WORK TO COMPLETE: Switch "header-divider" to "header-separator" in the material below, and write out again the lines starting at the one that contains "List every element" and ending at the one that contains "- message-time: 11:52: [60, 208, 85, 219]", with nothing else changed. Leave the pictures out of your answer.
───
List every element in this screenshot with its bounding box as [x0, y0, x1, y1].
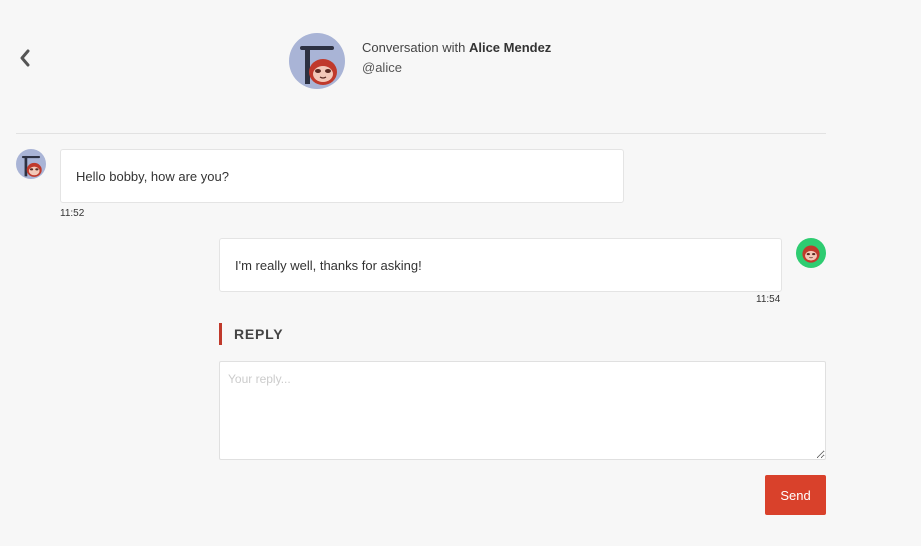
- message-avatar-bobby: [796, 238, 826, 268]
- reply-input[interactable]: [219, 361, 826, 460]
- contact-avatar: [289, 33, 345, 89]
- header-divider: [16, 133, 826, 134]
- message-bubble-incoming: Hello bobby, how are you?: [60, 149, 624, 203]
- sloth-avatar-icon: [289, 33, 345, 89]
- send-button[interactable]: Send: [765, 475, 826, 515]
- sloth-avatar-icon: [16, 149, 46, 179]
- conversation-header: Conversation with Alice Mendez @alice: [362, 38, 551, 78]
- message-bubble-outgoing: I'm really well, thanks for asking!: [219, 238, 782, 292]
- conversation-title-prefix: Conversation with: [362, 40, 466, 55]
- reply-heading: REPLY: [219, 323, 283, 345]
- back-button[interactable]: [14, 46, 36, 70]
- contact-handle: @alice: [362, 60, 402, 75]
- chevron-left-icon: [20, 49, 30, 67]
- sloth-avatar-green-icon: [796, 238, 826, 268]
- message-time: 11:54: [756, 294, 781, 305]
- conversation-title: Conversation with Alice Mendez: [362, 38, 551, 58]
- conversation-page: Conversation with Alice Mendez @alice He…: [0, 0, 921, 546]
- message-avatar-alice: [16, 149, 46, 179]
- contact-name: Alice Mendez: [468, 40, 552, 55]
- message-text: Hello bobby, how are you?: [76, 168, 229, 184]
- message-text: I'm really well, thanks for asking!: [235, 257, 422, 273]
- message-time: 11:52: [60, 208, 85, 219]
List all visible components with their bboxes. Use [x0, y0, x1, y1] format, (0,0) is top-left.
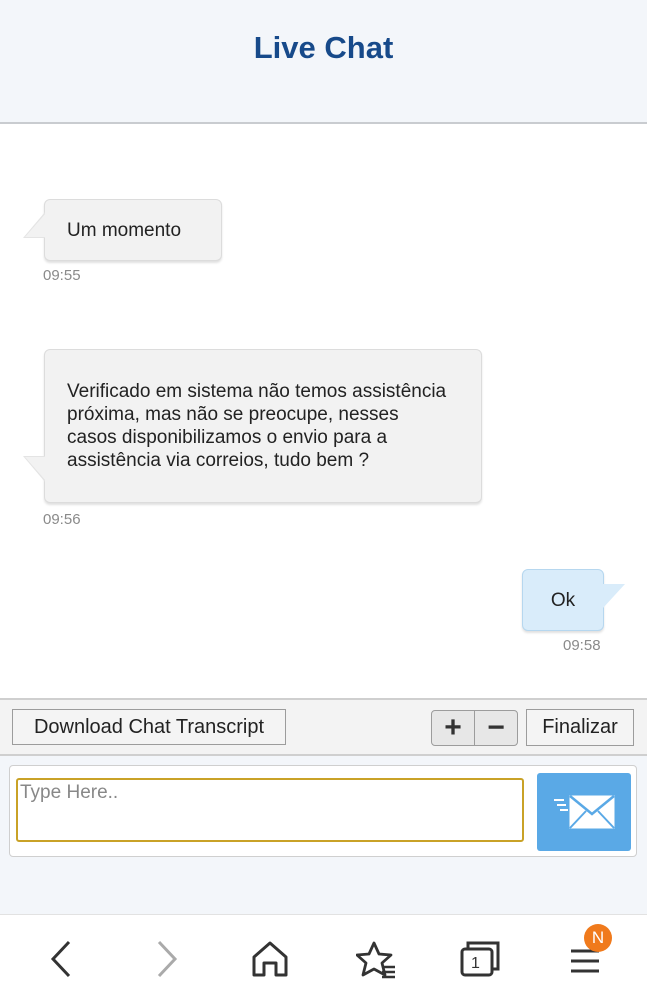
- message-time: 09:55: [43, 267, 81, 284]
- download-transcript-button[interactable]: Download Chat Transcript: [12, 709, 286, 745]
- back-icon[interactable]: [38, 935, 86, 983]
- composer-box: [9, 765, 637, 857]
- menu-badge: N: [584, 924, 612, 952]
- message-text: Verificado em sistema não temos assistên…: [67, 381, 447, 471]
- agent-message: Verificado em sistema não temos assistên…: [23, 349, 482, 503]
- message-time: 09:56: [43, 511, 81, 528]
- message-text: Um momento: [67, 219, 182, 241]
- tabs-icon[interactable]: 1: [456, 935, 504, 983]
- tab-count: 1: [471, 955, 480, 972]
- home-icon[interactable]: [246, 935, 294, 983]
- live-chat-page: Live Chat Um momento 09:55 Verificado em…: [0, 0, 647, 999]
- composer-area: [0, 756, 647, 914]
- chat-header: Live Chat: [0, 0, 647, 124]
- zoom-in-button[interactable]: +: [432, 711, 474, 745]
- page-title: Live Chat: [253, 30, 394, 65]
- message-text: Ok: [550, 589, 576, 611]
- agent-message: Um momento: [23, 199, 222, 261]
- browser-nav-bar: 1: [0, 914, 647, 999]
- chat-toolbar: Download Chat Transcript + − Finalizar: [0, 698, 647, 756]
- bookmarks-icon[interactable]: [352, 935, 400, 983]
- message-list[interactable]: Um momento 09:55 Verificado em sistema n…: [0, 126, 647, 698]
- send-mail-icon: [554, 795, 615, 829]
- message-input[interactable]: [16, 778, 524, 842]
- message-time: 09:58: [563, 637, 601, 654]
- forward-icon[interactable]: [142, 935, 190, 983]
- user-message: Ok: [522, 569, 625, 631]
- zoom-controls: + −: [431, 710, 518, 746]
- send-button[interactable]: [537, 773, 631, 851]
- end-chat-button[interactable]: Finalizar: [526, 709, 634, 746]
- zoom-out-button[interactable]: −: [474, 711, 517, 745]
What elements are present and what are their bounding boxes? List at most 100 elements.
───
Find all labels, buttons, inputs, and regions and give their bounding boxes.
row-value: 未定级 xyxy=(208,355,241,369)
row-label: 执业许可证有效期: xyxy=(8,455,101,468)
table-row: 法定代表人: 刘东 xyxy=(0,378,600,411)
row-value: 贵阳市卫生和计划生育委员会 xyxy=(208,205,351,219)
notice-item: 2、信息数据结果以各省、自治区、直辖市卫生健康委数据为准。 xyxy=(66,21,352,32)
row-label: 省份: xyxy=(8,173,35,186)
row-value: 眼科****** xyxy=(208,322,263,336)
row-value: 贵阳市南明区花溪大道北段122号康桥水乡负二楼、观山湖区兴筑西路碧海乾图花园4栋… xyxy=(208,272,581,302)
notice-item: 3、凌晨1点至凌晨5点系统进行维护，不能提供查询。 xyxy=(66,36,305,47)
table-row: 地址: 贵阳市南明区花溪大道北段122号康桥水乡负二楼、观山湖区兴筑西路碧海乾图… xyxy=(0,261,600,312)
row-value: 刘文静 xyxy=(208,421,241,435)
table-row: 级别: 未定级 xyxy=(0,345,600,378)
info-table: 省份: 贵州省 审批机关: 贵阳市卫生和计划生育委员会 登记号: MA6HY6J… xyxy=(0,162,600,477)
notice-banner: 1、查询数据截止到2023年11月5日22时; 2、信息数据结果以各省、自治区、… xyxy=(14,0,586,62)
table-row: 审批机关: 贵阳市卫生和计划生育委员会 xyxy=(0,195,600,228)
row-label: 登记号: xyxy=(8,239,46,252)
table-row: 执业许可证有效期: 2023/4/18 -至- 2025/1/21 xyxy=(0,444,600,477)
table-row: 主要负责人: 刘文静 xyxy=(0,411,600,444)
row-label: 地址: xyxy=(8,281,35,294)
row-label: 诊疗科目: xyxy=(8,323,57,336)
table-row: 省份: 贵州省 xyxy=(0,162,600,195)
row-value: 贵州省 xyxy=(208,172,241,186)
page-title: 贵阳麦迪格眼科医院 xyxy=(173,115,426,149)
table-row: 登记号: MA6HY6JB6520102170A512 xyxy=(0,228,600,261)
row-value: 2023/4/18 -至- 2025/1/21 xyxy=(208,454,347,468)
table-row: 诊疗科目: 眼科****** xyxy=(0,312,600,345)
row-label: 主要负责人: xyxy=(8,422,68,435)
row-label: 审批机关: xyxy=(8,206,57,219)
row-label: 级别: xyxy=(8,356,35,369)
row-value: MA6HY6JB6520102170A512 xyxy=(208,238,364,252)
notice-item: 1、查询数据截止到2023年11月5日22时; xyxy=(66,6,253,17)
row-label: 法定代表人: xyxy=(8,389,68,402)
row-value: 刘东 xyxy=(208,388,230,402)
───
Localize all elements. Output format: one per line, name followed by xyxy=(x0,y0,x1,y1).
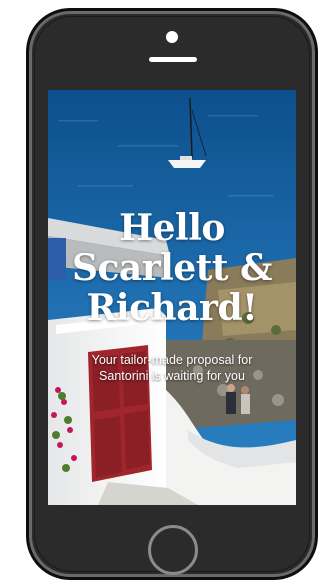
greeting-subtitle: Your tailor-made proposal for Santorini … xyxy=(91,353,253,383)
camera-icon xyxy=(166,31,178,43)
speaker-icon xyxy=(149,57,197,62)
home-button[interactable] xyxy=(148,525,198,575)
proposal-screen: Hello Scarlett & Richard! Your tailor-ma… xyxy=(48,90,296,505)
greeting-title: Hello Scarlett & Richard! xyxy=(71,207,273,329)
───
EXERCISE RESPONSE:
List every element in this screenshot with its bounding box as [x0, y0, x1, y1].
- message-avatar-bobby: [796, 238, 826, 268]
- reply-input[interactable]: [219, 361, 826, 460]
- contact-avatar: [289, 33, 345, 89]
- header-separator: [16, 133, 826, 134]
- message-bubble-incoming: Hello bobby, how are you?: [60, 149, 624, 203]
- sloth-avatar-icon: [289, 33, 345, 89]
- send-button[interactable]: Send: [765, 475, 826, 515]
- sloth-avatar-icon: [16, 149, 46, 179]
- conversation-header: Conversation with Alice Mendez @alice: [362, 38, 551, 78]
- message-bubble-outgoing: I'm really well, thanks for asking!: [219, 238, 782, 292]
- conversation-title-prefix: Conversation with: [362, 40, 466, 55]
- reply-heading: REPLY: [219, 323, 283, 345]
- back-button[interactable]: [14, 46, 36, 70]
- contact-handle: @alice: [362, 60, 402, 75]
- chevron-left-icon: [20, 49, 30, 67]
- sloth-avatar-green-icon: [796, 238, 826, 268]
- message-time: 11:54: [756, 294, 781, 305]
- conversation-title: Conversation with Alice Mendez: [362, 38, 551, 58]
- conversation-page: Conversation with Alice Mendez @alice He…: [0, 0, 921, 546]
- message-avatar-alice: [16, 149, 46, 179]
- contact-name: Alice Mendez: [468, 40, 552, 55]
- message-text: Hello bobby, how are you?: [76, 168, 229, 184]
- message-text: I'm really well, thanks for asking!: [235, 257, 422, 273]
- message-time: 11:52: [60, 208, 85, 219]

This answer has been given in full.